**A run of records:**
☆ ☆ ☆ ☆ ☆ ☆ ☆

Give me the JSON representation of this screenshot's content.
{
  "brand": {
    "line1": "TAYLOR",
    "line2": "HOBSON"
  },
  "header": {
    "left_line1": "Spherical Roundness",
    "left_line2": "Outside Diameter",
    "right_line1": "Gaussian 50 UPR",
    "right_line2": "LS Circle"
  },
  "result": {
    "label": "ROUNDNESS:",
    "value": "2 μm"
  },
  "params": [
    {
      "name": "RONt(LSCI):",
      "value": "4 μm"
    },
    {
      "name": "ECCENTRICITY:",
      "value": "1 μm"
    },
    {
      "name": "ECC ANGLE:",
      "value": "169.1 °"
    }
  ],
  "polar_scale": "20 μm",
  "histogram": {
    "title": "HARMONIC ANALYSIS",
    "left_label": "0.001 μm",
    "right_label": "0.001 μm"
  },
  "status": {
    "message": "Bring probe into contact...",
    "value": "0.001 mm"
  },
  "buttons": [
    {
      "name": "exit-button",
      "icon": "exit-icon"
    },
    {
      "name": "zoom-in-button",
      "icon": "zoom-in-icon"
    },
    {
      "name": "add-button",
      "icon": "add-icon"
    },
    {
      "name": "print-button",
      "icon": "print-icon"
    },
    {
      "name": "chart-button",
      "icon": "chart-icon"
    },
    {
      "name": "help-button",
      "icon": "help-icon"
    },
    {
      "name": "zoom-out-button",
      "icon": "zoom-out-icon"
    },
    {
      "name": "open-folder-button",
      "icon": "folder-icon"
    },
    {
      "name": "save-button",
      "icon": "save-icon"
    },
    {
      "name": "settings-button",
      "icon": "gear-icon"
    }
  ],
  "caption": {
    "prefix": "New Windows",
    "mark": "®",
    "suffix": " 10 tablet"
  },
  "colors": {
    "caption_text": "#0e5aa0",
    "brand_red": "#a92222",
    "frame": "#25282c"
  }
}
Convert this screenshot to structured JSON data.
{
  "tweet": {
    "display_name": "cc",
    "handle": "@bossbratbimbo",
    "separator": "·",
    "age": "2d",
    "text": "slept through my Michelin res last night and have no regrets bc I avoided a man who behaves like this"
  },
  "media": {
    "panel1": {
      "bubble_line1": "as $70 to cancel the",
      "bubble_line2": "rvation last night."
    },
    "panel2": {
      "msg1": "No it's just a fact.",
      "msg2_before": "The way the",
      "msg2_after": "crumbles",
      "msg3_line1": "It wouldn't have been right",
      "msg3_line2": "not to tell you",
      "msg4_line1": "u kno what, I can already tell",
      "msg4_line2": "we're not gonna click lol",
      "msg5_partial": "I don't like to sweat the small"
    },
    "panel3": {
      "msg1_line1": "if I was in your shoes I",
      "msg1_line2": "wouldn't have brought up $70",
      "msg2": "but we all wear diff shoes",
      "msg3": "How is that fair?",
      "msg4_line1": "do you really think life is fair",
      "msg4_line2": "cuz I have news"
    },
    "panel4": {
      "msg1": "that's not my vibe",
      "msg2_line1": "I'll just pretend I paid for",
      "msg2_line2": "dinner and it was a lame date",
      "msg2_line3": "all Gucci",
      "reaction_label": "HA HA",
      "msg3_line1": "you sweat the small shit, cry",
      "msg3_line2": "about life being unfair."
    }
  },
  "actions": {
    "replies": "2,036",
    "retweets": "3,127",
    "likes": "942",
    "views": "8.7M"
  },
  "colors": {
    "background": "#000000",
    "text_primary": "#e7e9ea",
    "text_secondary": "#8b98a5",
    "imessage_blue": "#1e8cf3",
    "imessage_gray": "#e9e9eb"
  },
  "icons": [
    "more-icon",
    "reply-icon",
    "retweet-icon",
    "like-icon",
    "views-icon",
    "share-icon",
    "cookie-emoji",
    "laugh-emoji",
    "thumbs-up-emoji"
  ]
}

☆ ☆ ☆ ☆ ☆ ☆ ☆

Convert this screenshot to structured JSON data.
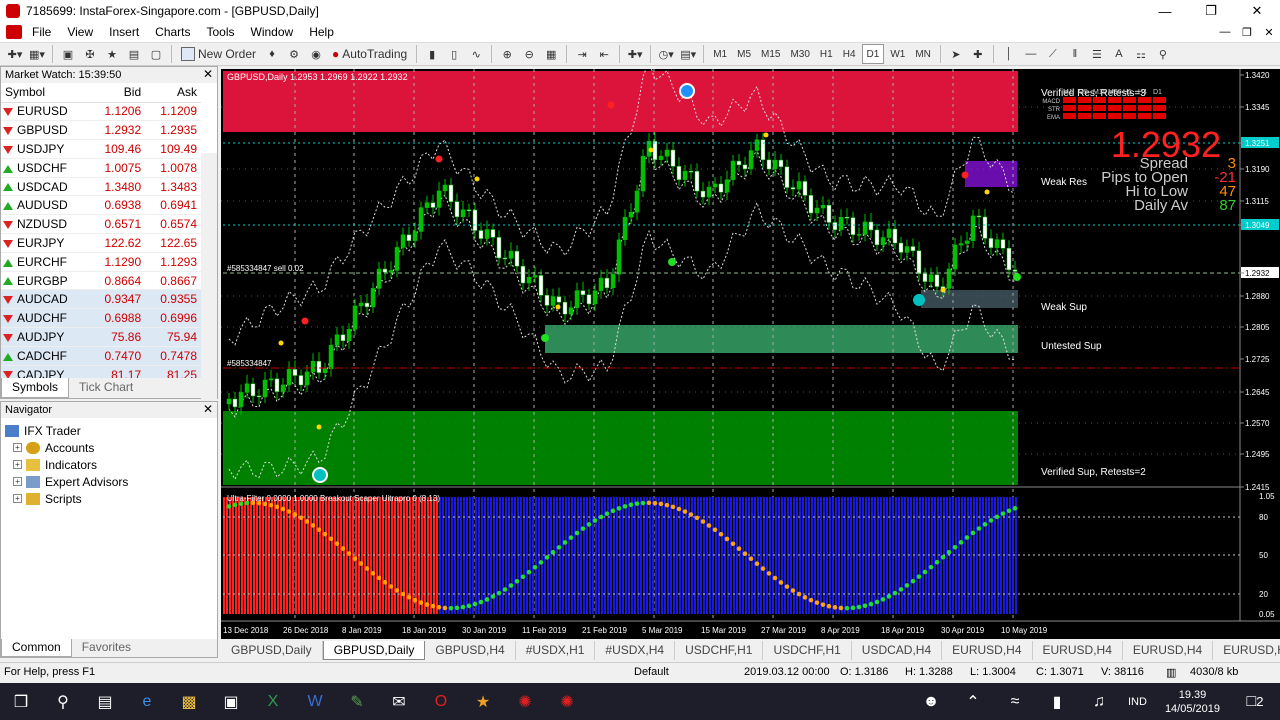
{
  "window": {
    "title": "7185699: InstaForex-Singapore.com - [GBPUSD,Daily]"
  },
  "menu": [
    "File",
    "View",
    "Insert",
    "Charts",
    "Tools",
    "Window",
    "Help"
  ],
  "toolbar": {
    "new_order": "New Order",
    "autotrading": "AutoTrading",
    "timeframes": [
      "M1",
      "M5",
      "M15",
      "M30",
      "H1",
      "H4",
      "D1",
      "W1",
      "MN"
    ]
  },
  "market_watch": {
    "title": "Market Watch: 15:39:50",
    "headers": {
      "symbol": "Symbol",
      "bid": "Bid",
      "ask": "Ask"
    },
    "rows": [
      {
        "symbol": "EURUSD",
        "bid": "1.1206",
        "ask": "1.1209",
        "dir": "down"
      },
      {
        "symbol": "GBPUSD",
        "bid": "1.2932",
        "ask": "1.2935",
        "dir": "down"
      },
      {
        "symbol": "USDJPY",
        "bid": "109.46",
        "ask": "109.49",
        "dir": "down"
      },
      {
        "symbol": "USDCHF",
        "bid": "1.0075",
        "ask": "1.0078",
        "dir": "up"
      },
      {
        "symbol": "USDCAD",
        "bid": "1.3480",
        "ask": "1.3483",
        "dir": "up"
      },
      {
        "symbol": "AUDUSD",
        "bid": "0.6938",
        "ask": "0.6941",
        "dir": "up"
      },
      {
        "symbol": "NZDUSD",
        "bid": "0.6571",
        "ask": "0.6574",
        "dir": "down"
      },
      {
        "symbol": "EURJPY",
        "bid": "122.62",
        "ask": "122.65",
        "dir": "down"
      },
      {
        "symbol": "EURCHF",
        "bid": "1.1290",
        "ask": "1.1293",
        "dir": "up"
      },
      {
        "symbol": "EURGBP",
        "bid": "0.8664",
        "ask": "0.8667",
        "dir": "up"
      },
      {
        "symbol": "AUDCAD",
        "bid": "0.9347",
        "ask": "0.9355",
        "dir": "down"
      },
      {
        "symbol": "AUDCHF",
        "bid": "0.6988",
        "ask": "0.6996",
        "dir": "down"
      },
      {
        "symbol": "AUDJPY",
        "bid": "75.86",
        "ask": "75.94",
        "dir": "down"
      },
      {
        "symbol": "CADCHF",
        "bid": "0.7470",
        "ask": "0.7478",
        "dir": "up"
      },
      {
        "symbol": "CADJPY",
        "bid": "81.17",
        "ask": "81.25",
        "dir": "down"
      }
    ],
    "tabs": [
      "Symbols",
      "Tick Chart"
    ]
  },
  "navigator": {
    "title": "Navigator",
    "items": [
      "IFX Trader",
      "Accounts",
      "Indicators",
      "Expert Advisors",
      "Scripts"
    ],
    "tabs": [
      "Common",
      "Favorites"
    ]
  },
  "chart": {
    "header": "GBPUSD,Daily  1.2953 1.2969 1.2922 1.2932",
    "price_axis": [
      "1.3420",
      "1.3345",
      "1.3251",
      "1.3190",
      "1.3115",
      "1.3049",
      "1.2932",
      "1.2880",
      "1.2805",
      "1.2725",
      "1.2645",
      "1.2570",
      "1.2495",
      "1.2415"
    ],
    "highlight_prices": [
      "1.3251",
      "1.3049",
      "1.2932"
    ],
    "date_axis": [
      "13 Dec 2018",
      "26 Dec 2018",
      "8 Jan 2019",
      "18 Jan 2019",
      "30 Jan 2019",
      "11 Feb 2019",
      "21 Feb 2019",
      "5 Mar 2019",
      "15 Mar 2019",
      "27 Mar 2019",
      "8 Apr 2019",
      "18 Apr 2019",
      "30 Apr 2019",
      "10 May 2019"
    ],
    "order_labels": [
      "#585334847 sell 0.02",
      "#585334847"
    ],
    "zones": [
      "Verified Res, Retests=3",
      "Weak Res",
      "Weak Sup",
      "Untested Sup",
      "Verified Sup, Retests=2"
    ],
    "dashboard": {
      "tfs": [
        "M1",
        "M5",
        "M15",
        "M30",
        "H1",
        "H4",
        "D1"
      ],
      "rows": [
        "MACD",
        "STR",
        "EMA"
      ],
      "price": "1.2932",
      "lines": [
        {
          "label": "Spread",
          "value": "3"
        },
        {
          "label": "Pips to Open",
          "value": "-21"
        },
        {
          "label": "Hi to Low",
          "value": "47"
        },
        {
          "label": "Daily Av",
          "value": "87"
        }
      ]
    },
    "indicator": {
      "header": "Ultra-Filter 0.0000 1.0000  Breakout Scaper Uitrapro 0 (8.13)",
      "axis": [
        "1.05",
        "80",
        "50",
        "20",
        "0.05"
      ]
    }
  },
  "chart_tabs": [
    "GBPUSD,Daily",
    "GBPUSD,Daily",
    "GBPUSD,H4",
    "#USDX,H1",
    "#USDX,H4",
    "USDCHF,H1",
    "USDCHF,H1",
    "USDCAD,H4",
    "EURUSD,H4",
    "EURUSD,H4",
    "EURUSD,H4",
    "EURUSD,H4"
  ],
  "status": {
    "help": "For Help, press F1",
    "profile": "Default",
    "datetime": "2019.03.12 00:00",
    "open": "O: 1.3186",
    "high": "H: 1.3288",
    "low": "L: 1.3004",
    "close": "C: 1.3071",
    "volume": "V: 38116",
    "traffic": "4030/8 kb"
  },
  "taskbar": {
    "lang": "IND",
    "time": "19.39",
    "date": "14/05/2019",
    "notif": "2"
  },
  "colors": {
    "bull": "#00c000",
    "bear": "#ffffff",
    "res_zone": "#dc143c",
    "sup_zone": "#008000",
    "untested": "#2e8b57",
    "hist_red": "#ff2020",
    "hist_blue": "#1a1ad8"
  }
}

☆ ☆ ☆ ☆ ☆ ☆ ☆

**What needs to be done:** In the listing, find each line with the string "emoji" and copy it.

**The response:**
    "cookie-emoji",
    "laugh-emoji",
    "thumbs-up-emoji"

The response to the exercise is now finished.